- _GIVEN PROBLEM_: Copy every line of the data below character for character, with no changes.

Layout dataset entries:
+++
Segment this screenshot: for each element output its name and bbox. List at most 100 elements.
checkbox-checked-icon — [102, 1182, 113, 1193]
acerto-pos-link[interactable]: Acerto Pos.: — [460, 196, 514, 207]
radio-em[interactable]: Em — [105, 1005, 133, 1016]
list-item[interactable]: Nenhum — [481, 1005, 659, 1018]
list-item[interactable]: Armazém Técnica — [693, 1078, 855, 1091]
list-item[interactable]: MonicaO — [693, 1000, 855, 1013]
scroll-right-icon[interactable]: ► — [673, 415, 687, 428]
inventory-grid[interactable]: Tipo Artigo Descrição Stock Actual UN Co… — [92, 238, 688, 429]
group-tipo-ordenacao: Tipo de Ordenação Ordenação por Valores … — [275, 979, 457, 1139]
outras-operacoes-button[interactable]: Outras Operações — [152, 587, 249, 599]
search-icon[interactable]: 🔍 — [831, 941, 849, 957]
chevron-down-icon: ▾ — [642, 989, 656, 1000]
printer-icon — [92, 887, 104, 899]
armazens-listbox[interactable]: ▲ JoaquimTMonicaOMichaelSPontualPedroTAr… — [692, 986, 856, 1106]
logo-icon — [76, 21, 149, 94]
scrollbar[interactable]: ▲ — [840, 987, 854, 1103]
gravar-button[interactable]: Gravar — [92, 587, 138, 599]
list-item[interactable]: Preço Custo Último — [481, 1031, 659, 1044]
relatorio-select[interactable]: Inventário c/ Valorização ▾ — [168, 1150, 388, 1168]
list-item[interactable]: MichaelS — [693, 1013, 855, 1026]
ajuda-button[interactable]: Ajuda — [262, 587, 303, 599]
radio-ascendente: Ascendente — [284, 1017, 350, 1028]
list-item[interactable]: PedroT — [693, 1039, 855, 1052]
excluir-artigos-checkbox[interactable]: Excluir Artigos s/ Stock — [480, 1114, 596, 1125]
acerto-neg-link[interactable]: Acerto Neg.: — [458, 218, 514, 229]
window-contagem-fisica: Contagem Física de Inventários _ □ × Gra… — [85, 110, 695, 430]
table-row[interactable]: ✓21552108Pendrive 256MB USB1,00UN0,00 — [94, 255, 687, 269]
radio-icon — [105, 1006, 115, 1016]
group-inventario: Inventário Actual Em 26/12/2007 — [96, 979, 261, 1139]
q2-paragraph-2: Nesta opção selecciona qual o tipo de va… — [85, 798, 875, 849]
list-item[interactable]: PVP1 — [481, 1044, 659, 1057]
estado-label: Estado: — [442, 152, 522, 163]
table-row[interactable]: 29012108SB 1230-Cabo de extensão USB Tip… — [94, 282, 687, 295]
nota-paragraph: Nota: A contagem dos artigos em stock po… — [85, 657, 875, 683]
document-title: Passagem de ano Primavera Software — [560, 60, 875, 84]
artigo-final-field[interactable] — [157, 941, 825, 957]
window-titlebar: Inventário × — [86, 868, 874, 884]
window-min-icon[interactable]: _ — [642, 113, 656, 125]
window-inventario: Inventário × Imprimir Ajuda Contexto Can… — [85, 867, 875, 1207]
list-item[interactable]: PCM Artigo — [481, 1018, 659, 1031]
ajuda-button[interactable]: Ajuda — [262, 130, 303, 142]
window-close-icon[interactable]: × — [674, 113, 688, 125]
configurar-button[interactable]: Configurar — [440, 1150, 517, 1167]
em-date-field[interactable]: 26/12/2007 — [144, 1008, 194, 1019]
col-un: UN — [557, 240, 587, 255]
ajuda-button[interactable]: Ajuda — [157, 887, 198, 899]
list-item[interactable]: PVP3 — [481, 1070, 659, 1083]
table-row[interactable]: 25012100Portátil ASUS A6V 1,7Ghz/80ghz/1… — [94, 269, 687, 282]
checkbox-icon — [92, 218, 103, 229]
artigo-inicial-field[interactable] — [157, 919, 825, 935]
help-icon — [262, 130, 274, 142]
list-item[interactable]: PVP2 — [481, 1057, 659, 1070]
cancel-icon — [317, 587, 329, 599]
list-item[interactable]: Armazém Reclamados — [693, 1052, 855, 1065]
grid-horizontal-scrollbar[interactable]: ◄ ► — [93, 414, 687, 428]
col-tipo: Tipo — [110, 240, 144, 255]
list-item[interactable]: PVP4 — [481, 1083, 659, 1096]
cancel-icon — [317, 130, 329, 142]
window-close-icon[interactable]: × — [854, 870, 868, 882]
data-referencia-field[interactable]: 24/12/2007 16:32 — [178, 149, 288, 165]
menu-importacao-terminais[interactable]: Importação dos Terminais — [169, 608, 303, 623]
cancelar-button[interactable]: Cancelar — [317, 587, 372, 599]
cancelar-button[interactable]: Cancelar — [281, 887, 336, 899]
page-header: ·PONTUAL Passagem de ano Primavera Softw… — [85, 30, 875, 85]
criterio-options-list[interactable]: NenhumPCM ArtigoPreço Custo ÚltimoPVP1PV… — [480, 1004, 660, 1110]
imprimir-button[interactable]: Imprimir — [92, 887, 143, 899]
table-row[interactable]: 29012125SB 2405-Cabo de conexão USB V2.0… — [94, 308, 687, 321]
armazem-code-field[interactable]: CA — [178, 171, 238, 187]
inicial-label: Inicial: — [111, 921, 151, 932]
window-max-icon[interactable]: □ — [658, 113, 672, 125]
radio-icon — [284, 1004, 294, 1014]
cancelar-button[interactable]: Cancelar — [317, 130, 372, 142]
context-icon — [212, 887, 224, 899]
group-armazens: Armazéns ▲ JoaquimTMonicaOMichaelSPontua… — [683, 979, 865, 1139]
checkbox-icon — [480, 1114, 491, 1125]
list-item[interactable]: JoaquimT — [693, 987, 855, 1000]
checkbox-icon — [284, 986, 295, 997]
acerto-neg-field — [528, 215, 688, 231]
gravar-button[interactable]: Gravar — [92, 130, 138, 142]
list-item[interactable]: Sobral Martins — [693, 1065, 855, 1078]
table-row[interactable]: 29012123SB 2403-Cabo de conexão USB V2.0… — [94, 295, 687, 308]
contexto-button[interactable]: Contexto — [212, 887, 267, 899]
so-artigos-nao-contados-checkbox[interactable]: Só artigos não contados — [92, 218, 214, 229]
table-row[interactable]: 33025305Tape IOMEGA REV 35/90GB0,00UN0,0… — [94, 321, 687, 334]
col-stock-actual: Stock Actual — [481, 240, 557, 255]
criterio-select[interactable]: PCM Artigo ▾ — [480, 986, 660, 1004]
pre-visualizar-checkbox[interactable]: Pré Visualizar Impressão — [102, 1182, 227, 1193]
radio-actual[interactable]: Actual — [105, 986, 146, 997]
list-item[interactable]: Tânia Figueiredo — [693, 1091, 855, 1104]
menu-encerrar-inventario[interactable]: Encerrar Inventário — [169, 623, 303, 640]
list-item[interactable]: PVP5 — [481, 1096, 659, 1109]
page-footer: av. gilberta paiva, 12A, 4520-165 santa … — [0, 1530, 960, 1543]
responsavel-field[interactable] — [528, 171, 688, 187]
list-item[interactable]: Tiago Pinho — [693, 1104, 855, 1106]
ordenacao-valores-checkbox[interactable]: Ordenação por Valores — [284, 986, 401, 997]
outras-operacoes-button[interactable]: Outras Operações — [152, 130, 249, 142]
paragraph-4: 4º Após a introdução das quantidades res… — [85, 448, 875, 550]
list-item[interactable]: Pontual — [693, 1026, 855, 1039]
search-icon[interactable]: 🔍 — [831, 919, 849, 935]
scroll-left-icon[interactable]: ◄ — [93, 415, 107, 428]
+++
- _REPLY TO THE TASK_:
Segment this screenshot: for each element output its name and bbox. List at most 100 elements.
checkbox-checked-icon — [102, 1182, 113, 1193]
acerto-pos-link[interactable]: Acerto Pos.: — [460, 196, 514, 207]
radio-em[interactable]: Em — [105, 1005, 133, 1016]
list-item[interactable]: Nenhum — [481, 1005, 659, 1018]
list-item[interactable]: Armazém Técnica — [693, 1078, 855, 1091]
list-item[interactable]: MonicaO — [693, 1000, 855, 1013]
scroll-right-icon[interactable]: ► — [673, 415, 687, 428]
inventory-grid[interactable]: Tipo Artigo Descrição Stock Actual UN Co… — [92, 238, 688, 429]
group-tipo-ordenacao: Tipo de Ordenação Ordenação por Valores … — [275, 979, 457, 1139]
outras-operacoes-button[interactable]: Outras Operações — [152, 587, 249, 599]
search-icon[interactable]: 🔍 — [831, 941, 849, 957]
chevron-down-icon: ▾ — [642, 989, 656, 1000]
printer-icon — [92, 887, 104, 899]
armazens-listbox[interactable]: ▲ JoaquimTMonicaOMichaelSPontualPedroTAr… — [692, 986, 856, 1106]
logo-icon — [76, 21, 149, 94]
scrollbar[interactable]: ▲ — [840, 987, 854, 1103]
gravar-button[interactable]: Gravar — [92, 587, 138, 599]
list-item[interactable]: Preço Custo Último — [481, 1031, 659, 1044]
relatorio-select[interactable]: Inventário c/ Valorização ▾ — [168, 1150, 388, 1168]
list-item[interactable]: MichaelS — [693, 1013, 855, 1026]
ajuda-button[interactable]: Ajuda — [262, 587, 303, 599]
radio-ascendente: Ascendente — [284, 1017, 350, 1028]
list-item[interactable]: PedroT — [693, 1039, 855, 1052]
excluir-artigos-checkbox[interactable]: Excluir Artigos s/ Stock — [480, 1114, 596, 1125]
acerto-neg-link[interactable]: Acerto Neg.: — [458, 218, 514, 229]
window-contagem-fisica: Contagem Física de Inventários _ □ × Gra… — [85, 110, 695, 430]
table-row[interactable]: ✓21552108Pendrive 256MB USB1,00UN0,00 — [94, 255, 687, 269]
radio-icon — [105, 1006, 115, 1016]
group-inventario: Inventário Actual Em 26/12/2007 — [96, 979, 261, 1139]
q2-paragraph-2: Nesta opção selecciona qual o tipo de va… — [85, 798, 875, 849]
list-item[interactable]: PVP1 — [481, 1044, 659, 1057]
estado-label: Estado: — [442, 152, 522, 163]
table-row[interactable]: 29012108SB 1230-Cabo de extensão USB Tip… — [94, 282, 687, 295]
nota-paragraph: Nota: A contagem dos artigos em stock po… — [85, 657, 875, 683]
document-title: Passagem de ano Primavera Software — [560, 60, 875, 84]
artigo-final-field[interactable] — [157, 941, 825, 957]
window-titlebar: Inventário × — [86, 868, 874, 884]
window-min-icon[interactable]: _ — [642, 113, 656, 125]
window-inventario: Inventário × Imprimir Ajuda Contexto Can… — [85, 867, 875, 1207]
list-item[interactable]: PCM Artigo — [481, 1018, 659, 1031]
ajuda-button[interactable]: Ajuda — [262, 130, 303, 142]
window-close-icon[interactable]: × — [674, 113, 688, 125]
configurar-button[interactable]: Configurar — [440, 1150, 517, 1167]
em-date-field[interactable]: 26/12/2007 — [144, 1008, 194, 1019]
col-un: UN — [557, 240, 587, 255]
ajuda-button[interactable]: Ajuda — [157, 887, 198, 899]
list-item[interactable]: PVP3 — [481, 1070, 659, 1083]
table-row[interactable]: 25012100Portátil ASUS A6V 1,7Ghz/80ghz/1… — [94, 269, 687, 282]
checkbox-icon — [92, 218, 103, 229]
artigo-inicial-field[interactable] — [157, 919, 825, 935]
help-icon — [262, 130, 274, 142]
list-item[interactable]: PVP2 — [481, 1057, 659, 1070]
cancel-icon — [317, 587, 329, 599]
list-item[interactable]: Armazém Reclamados — [693, 1052, 855, 1065]
grid-horizontal-scrollbar[interactable]: ◄ ► — [93, 414, 687, 428]
col-tipo: Tipo — [110, 240, 144, 255]
list-item[interactable]: PVP4 — [481, 1083, 659, 1096]
cancel-icon — [317, 130, 329, 142]
window-close-icon[interactable]: × — [854, 870, 868, 882]
data-referencia-field[interactable]: 24/12/2007 16:32 — [178, 149, 288, 165]
menu-importacao-terminais[interactable]: Importação dos Terminais — [169, 608, 303, 623]
cancelar-button[interactable]: Cancelar — [317, 587, 372, 599]
cancelar-button[interactable]: Cancelar — [281, 887, 336, 899]
page-header: ·PONTUAL Passagem de ano Primavera Softw… — [85, 30, 875, 85]
criterio-options-list[interactable]: NenhumPCM ArtigoPreço Custo ÚltimoPVP1PV… — [480, 1004, 660, 1110]
imprimir-button[interactable]: Imprimir — [92, 887, 143, 899]
table-row[interactable]: 29012125SB 2405-Cabo de conexão USB V2.0… — [94, 308, 687, 321]
armazem-code-field[interactable]: CA — [178, 171, 238, 187]
inicial-label: Inicial: — [111, 921, 151, 932]
window-max-icon[interactable]: □ — [658, 113, 672, 125]
radio-icon — [284, 1004, 294, 1014]
cancelar-button[interactable]: Cancelar — [317, 130, 372, 142]
context-icon — [212, 887, 224, 899]
group-armazens: Armazéns ▲ JoaquimTMonicaOMichaelSPontua… — [683, 979, 865, 1139]
checkbox-icon — [480, 1114, 491, 1125]
list-item[interactable]: JoaquimT — [693, 987, 855, 1000]
checkbox-icon — [284, 986, 295, 997]
acerto-neg-field — [528, 215, 688, 231]
gravar-button[interactable]: Gravar — [92, 130, 138, 142]
list-item[interactable]: Sobral Martins — [693, 1065, 855, 1078]
table-row[interactable]: 29012123SB 2403-Cabo de conexão USB V2.0… — [94, 295, 687, 308]
contexto-button[interactable]: Contexto — [212, 887, 267, 899]
so-artigos-nao-contados-checkbox[interactable]: Só artigos não contados — [92, 218, 214, 229]
table-row[interactable]: 33025305Tape IOMEGA REV 35/90GB0,00UN0,0… — [94, 321, 687, 334]
col-stock-actual: Stock Actual — [481, 240, 557, 255]
criterio-select[interactable]: PCM Artigo ▾ — [480, 986, 660, 1004]
pre-visualizar-checkbox[interactable]: Pré Visualizar Impressão — [102, 1182, 227, 1193]
radio-actual[interactable]: Actual — [105, 986, 146, 997]
list-item[interactable]: Tânia Figueiredo — [693, 1091, 855, 1104]
menu-encerrar-inventario[interactable]: Encerrar Inventário — [169, 623, 303, 640]
list-item[interactable]: PVP5 — [481, 1096, 659, 1109]
page-footer: av. gilberta paiva, 12A, 4520-165 santa … — [0, 1530, 960, 1543]
responsavel-field[interactable] — [528, 171, 688, 187]
list-item[interactable]: Tiago Pinho — [693, 1104, 855, 1106]
ordenacao-valores-checkbox[interactable]: Ordenação por Valores — [284, 986, 401, 997]
outras-operacoes-button[interactable]: Outras Operações — [152, 130, 249, 142]
paragraph-4: 4º Após a introdução das quantidades res… — [85, 448, 875, 550]
list-item[interactable]: Pontual — [693, 1026, 855, 1039]
search-icon[interactable]: 🔍 — [831, 919, 849, 935]
scroll-left-icon[interactable]: ◄ — [93, 415, 107, 428]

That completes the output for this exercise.